** Tareas del ejercicio **
**1.** Según el texto sobre el regreso de Fujimori, ¿a qué país huye siempre Fujimori?
**2.** Indica si cada afirmación concuerda con el texto sobre el regreso de Fujimori y cita las palabras que lo deciden. (a) Una gran mayoría de peruanos opta por sacar pasaporte. (b) El regreso de Fujimori inspiró a César Miró. (c) A don Alan se le llama otro viejo "retornante".
**3.** Prolonga el texto sobre el regreso de Fujimori a partir de su última oración.

EL FUJIREGRESO
Así como hay quienes se aprestan a dejar sus nacionales trastos en aras de un “futuro mejor”, también hay de aquellos que se hacen un “futuro” tomando las cosas que los otros dejan en su huida. Esto último es lo que sabe Fujimori. Así, mientras una gran mayoría de peruanos opta por sacar pasaporte para mandarse mudar, hay quienes como el susodicho que andan alistando sus chivas y DNI para volver al barrio.
¿Curioso no?, cuando el “todos vuelven” del vals ya no tiene sentido para una enorme cantidad de compatriotas, este criollazo samurai que huye a la primera (y siempre a Japón) lo ejerce con total desparpajo.
De seguro que ese tipo de regreso no fue el que inspiró a César Miró. Don Fuji (como don Alan, otro viejo “retornante”) pertenece a esa “estirpe” de seres que juzgan que el país de las oportunidades está ahí donde uno puede hacer lo que le venga en gana.

** Material proporcionado **
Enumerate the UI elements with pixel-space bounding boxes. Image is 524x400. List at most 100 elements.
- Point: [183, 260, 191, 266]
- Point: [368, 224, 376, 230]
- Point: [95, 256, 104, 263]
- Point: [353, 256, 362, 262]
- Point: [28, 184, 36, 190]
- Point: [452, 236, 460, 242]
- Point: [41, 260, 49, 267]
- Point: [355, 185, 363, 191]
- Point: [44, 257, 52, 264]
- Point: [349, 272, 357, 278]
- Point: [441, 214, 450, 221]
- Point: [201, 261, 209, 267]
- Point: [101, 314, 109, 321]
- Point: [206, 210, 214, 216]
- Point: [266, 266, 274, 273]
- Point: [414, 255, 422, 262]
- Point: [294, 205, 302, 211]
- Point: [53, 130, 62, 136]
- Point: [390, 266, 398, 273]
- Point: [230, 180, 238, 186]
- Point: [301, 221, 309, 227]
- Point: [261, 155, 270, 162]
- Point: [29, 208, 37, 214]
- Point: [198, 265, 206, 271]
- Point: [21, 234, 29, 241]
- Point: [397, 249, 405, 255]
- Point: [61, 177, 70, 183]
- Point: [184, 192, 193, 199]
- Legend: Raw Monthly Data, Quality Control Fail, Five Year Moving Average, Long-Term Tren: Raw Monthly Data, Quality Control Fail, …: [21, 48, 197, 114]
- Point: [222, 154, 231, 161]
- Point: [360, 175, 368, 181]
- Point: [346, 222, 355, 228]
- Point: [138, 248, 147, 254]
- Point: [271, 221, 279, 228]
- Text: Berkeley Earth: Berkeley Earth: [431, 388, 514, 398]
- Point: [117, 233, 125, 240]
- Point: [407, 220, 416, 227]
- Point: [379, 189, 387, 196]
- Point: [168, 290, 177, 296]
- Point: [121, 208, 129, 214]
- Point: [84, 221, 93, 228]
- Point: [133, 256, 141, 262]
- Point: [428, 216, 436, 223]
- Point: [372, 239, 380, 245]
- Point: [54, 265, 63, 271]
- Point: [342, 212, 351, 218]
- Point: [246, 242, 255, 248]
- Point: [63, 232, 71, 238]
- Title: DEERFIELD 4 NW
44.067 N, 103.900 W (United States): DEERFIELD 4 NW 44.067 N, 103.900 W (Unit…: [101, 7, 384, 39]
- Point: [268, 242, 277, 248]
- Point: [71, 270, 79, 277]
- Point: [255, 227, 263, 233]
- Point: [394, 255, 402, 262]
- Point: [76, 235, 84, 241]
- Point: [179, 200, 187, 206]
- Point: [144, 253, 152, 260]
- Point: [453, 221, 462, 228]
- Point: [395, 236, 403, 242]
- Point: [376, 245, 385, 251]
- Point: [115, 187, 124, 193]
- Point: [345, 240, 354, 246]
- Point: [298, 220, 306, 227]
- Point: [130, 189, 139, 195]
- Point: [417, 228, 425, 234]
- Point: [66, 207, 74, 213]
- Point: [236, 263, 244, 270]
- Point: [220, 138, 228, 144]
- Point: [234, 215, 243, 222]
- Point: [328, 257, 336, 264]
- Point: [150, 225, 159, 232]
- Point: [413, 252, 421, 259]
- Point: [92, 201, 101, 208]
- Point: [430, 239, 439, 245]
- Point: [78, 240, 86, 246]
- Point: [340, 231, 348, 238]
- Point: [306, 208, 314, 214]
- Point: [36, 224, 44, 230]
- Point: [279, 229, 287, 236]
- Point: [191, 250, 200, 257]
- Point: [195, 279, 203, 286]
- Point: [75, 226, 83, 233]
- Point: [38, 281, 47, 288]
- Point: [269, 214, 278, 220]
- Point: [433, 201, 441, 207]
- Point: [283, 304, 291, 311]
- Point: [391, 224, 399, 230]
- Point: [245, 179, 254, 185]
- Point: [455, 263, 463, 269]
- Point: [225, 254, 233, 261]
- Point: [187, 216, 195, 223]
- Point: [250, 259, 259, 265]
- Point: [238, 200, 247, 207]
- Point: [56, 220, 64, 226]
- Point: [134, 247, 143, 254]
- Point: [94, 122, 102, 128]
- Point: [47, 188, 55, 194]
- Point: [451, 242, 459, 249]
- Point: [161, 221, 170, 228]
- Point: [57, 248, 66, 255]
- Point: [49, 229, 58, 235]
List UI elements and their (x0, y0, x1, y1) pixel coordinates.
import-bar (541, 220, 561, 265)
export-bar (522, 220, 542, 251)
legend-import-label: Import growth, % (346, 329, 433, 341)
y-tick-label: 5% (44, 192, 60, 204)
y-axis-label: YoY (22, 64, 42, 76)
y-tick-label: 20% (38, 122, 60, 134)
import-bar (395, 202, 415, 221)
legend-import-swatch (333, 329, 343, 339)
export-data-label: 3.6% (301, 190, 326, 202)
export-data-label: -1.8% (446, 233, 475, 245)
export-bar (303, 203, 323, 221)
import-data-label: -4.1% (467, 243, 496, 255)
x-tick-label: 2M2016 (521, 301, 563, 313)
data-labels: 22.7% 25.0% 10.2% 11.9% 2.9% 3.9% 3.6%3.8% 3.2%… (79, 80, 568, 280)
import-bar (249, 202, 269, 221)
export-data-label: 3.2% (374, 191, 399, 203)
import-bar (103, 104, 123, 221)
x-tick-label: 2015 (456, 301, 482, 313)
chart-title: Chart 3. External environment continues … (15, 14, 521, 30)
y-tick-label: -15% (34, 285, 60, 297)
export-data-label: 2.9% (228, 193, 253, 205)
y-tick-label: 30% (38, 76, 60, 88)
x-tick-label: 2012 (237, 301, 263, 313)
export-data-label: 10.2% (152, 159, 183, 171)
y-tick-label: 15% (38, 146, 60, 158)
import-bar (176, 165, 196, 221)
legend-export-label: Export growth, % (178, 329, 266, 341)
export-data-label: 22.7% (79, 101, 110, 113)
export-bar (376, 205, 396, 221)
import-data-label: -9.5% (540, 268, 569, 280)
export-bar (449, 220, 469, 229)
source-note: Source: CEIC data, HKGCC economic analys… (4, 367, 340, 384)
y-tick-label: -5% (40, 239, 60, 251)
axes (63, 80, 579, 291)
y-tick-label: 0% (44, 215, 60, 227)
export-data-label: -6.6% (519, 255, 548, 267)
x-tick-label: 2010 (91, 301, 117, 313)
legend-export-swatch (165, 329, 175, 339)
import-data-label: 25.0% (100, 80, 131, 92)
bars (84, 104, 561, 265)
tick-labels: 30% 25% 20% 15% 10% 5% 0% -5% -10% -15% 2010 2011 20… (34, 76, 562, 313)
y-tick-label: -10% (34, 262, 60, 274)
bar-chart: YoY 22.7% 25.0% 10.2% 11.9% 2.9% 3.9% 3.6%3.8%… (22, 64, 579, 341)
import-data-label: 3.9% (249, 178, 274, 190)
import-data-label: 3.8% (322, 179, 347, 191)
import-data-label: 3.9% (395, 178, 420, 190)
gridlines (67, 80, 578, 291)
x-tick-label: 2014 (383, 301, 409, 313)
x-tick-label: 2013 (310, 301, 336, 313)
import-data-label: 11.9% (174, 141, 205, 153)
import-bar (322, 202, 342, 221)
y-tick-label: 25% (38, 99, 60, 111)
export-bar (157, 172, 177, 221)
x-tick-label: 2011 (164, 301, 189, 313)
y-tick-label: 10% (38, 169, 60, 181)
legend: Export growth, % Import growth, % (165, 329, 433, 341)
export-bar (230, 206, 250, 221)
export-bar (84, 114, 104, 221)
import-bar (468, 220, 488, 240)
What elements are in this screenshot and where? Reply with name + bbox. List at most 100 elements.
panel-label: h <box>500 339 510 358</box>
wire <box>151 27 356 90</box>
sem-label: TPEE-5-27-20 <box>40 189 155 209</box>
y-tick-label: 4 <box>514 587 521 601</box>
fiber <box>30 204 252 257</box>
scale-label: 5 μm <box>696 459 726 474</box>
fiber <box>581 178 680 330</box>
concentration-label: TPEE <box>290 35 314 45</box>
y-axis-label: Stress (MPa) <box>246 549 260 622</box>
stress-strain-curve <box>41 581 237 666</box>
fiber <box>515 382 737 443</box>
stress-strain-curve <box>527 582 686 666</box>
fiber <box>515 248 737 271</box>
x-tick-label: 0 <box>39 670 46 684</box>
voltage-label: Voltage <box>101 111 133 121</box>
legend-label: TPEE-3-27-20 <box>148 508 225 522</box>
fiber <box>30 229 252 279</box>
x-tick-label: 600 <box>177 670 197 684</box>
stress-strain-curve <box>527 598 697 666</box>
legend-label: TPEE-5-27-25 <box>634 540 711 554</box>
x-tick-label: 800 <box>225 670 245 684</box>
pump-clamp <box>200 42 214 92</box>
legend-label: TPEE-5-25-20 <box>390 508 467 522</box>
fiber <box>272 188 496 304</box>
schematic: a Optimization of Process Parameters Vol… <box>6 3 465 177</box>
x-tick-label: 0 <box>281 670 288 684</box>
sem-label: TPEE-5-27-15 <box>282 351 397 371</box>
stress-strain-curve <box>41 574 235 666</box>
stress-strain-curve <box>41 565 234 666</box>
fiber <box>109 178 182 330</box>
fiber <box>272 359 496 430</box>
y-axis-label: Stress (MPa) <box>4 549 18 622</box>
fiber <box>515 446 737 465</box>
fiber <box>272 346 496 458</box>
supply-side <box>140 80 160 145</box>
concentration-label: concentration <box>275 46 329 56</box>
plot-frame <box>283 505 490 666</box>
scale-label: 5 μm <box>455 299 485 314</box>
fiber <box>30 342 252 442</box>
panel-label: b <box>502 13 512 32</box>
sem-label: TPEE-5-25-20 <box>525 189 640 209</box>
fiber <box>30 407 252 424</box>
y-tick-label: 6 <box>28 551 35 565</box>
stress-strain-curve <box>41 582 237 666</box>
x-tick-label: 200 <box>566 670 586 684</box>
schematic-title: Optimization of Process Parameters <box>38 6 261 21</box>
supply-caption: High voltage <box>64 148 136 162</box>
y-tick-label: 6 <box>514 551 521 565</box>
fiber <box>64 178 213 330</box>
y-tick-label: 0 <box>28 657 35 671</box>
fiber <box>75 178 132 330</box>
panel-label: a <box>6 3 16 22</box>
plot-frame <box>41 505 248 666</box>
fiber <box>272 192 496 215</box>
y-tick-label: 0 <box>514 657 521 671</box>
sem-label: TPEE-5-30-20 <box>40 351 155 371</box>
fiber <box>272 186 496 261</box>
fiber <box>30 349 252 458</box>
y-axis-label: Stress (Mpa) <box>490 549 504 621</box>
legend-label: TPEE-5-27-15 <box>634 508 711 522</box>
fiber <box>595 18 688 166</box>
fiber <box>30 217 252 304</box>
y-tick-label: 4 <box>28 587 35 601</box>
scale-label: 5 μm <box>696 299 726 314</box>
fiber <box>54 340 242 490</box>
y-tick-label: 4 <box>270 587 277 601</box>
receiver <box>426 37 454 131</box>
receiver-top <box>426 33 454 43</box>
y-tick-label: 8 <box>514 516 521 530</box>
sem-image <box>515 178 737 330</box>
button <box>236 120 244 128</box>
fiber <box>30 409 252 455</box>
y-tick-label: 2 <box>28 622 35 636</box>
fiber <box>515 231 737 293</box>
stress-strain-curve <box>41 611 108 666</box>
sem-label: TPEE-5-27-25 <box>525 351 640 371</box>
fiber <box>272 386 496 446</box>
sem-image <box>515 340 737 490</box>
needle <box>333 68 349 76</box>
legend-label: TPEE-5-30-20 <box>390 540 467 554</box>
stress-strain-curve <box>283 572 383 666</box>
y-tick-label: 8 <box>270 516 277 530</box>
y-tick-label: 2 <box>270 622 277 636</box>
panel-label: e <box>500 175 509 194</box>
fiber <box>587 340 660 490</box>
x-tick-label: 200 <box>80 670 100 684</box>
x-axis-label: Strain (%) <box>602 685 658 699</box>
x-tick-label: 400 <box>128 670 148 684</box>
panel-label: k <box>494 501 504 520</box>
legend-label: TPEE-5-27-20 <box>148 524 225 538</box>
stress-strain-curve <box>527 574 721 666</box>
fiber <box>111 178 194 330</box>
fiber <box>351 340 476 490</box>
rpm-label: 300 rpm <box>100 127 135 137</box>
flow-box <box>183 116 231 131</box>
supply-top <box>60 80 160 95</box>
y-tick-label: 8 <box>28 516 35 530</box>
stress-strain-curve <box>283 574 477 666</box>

** Respuestas por número **
**1.** A Japón.

**2.**
(a) Sí: «mientras una gran mayoría de peruanos opta por sacar pasaporte para mandarse mudar».
(b) No: «De seguro que ese tipo de regreso no fue el que inspiró a César Miró».
(c) Sí: «Don Fuji (como don Alan, otro viejo “retornante”)».

**3.**
El fujirazonamiento es simple: Si García Pérez volvió en olor de multitudes a pesar de los lastres del desgobierno, la corrupción, el descalabro económico y el crimen, por qué no puede hacer lo mismo el chino de Barrios Altos. Al fin y al cabo a éste “sólo” se le podrá achacar lo de la corrupción, el desgobierno y el asesinato, ya que la crisis económica pasó a mejor vida bajo su régimen.
Vaya consuelo. Y vaya manera de comenzar la carrera hacia la presidencia. Una presidencia que para Fujimori está formalmente vetada, pero como por aquí la formalidad se deforma fácilmente, habrá que esperar la dimensión del “calor de multitud” que tendrá ese regreso. Si es que se da, claro, porque el hombre del bacalao sí que sabe de mecidas.
Es de advertir que los que estarán contando las horas para que ello ocurra serán todos esos raterazos de saco y corbata y galones de general victorioso que hoy por hoy ocupan las cárceles, sin contar a los que se encuentran prófugos y a su carnal Montesinos.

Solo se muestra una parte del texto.